▸ Exercise data:

****************************************

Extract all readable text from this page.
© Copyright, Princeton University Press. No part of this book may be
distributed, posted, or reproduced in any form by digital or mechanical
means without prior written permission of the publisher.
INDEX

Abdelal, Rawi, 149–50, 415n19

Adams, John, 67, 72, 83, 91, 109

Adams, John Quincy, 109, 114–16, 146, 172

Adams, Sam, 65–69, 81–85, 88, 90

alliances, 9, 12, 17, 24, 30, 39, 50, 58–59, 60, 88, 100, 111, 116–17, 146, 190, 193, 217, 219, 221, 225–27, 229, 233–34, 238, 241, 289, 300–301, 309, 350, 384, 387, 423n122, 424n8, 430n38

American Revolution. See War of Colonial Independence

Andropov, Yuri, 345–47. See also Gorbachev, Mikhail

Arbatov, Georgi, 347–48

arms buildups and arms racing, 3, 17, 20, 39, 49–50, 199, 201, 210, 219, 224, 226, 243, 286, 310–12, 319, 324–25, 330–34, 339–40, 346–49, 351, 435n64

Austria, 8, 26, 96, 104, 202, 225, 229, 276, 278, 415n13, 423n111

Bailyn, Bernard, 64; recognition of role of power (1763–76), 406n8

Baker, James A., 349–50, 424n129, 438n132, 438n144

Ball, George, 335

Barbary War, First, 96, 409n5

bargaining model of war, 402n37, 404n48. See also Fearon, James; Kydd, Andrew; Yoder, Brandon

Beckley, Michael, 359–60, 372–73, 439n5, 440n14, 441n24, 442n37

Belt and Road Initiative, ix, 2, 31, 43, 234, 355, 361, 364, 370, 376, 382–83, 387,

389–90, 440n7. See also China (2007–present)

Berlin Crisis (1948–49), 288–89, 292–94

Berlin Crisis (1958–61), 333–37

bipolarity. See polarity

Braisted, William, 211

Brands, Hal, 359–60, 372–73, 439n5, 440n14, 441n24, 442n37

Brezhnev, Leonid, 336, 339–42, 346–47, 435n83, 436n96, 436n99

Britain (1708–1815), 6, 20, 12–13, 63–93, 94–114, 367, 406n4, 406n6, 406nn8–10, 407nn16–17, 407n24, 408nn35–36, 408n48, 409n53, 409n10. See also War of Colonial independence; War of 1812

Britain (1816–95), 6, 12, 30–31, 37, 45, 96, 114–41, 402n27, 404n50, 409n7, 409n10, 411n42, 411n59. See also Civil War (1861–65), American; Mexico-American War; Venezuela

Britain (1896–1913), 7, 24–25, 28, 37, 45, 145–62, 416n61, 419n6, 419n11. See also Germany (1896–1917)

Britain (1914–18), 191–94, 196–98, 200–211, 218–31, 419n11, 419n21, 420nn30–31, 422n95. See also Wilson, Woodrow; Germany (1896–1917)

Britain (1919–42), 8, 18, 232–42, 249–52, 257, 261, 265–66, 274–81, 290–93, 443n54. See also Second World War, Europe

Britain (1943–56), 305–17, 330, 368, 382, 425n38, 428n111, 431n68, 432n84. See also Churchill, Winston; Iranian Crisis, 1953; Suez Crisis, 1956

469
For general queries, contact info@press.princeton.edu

****************************************

▸ Aim of the task: From the entries, report each line that includes the word "Adams".

▸ Written response:
Adams, John, 67, 72, 83, 91, 109
Adams, John Quincy, 109, 114–16, 146, 172
Adams, Sam, 65–69, 81–85, 88, 90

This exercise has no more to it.